───── Supplied data

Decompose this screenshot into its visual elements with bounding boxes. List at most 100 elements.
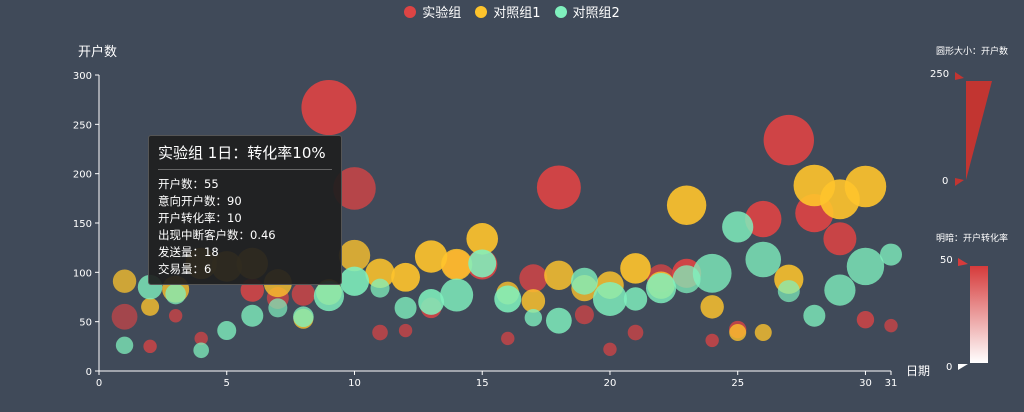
bubble-point[interactable] xyxy=(592,281,627,316)
bubble-point[interactable] xyxy=(394,296,417,319)
x-tick-label: 10 xyxy=(348,378,361,389)
bubble-point[interactable] xyxy=(545,307,572,334)
x-tick-label: 20 xyxy=(604,378,617,389)
bubble-point[interactable] xyxy=(777,280,800,303)
bubble-point[interactable] xyxy=(111,303,138,330)
bubble-point[interactable] xyxy=(623,287,648,311)
bubble-point[interactable] xyxy=(519,264,548,293)
bubble-point[interactable] xyxy=(301,80,357,136)
bubble-point[interactable] xyxy=(856,310,875,329)
bubble-point[interactable] xyxy=(521,289,546,313)
bubble-point[interactable] xyxy=(574,305,594,325)
legend-marker xyxy=(404,5,417,18)
chart-legend: 实验组 对照组1 对照组2 xyxy=(0,2,1024,21)
y-axis-title: 开户数 xyxy=(78,44,117,60)
size-visual-map-max: 250 xyxy=(930,69,950,80)
bubble-point[interactable] xyxy=(268,298,288,318)
bubble-point[interactable] xyxy=(603,342,617,356)
tooltip-line: 发送量：18 xyxy=(158,245,219,259)
bubble-point[interactable] xyxy=(168,309,183,323)
legend-item-experiment[interactable]: 实验组 xyxy=(404,2,461,21)
bubble-point[interactable] xyxy=(754,324,772,342)
bubble-point[interactable] xyxy=(729,324,747,342)
bubble-point[interactable] xyxy=(141,297,160,316)
x-tick-label: 5 xyxy=(224,378,230,389)
size-visual-map-bar[interactable] xyxy=(966,81,992,180)
bubble-point[interactable] xyxy=(398,323,413,338)
bubble-point[interactable] xyxy=(745,200,782,238)
bubble-point[interactable] xyxy=(193,342,209,359)
x-tick-label: 25 xyxy=(731,378,744,389)
x-axis-title: 日期 xyxy=(906,364,930,378)
color-visual-map-bar[interactable] xyxy=(970,266,988,363)
bubble-point[interactable] xyxy=(700,295,724,319)
bubble-point[interactable] xyxy=(524,309,543,327)
bubble-point[interactable] xyxy=(570,267,598,295)
bubble-point[interactable] xyxy=(372,324,388,341)
legend-item-control-2[interactable]: 对照组2 xyxy=(554,2,620,21)
y-tick-label: 200 xyxy=(73,170,92,181)
bubble-point[interactable] xyxy=(803,304,826,327)
size-handle-bottom[interactable] xyxy=(955,178,964,186)
tooltip-line: 意向开户数：90 xyxy=(158,194,242,208)
y-tick-label: 150 xyxy=(73,219,92,230)
bubble-point[interactable] xyxy=(339,266,370,296)
bubble-point[interactable] xyxy=(391,262,420,292)
bubble-point[interactable] xyxy=(468,249,497,278)
series-对照组2 xyxy=(115,211,902,359)
bubble-point[interactable] xyxy=(824,274,856,306)
x-tick-label: 0 xyxy=(96,378,102,389)
bubble-point[interactable] xyxy=(823,222,857,256)
color-handle-top[interactable] xyxy=(958,258,968,266)
bubble-point[interactable] xyxy=(645,273,677,304)
bubble-point[interactable] xyxy=(370,278,390,298)
bubble-point[interactable] xyxy=(333,167,376,210)
color-handle-bottom[interactable] xyxy=(958,364,968,370)
bubble-point[interactable] xyxy=(494,285,522,313)
bubble-point[interactable] xyxy=(884,318,898,333)
bubble-point[interactable] xyxy=(414,240,448,273)
y-tick-label: 100 xyxy=(73,268,92,279)
y-tick-label: 0 xyxy=(86,367,92,378)
bubble-point[interactable] xyxy=(291,282,316,306)
bubble-point[interactable] xyxy=(165,283,186,305)
bubble-point[interactable] xyxy=(536,165,581,210)
bubble-point[interactable] xyxy=(194,331,208,346)
bubble-point[interactable] xyxy=(880,243,902,266)
bubble-point[interactable] xyxy=(692,253,732,293)
bubble-point[interactable] xyxy=(143,339,157,354)
bubble-point[interactable] xyxy=(466,222,499,255)
bubble-point[interactable] xyxy=(440,278,474,312)
bubble-point[interactable] xyxy=(293,306,314,328)
tooltip-title: 实验组 1日：转化率10% xyxy=(158,142,332,170)
bubble-point[interactable] xyxy=(217,321,237,341)
bubble-point[interactable] xyxy=(115,336,134,355)
bubble-point[interactable] xyxy=(365,258,395,289)
bubble-point[interactable] xyxy=(722,211,754,243)
bubble-point[interactable] xyxy=(418,289,445,315)
x-tick-label: 30 xyxy=(859,378,872,389)
bubble-point[interactable] xyxy=(501,331,515,346)
color-visual-map-max: 50 xyxy=(940,255,953,266)
legend-item-control-1[interactable]: 对照组1 xyxy=(475,2,541,21)
bubble-point[interactable] xyxy=(745,241,782,278)
bubble-point[interactable] xyxy=(844,165,887,208)
tooltip-line: 出现中断客户数：0.46 xyxy=(158,228,276,242)
bubble-point[interactable] xyxy=(112,269,137,293)
bubble-point[interactable] xyxy=(627,324,644,341)
bubble-point[interactable] xyxy=(338,239,371,272)
bubble-point[interactable] xyxy=(666,185,707,225)
bubble-point[interactable] xyxy=(544,260,574,290)
size-handle-top[interactable] xyxy=(955,72,964,80)
bubble-point[interactable] xyxy=(763,114,815,166)
bubble-point[interactable] xyxy=(620,253,651,284)
color-visual-map-min: 0 xyxy=(946,362,953,373)
bubble-point[interactable] xyxy=(705,333,719,348)
bubble-point[interactable] xyxy=(846,247,885,286)
bubble-point[interactable] xyxy=(241,304,264,327)
y-tick-label: 250 xyxy=(73,120,92,131)
bubble-point[interactable] xyxy=(441,248,473,281)
bubble-point[interactable] xyxy=(313,280,345,312)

──────────

Copy out each line of the data above that contains the word "item".

legend-item-experiment[interactable]: 实验组 xyxy=(404,2,461,21)
legend-item-control-2[interactable]: 对照组2 xyxy=(554,2,620,21)
legend-item-control-1[interactable]: 对照组1 xyxy=(475,2,541,21)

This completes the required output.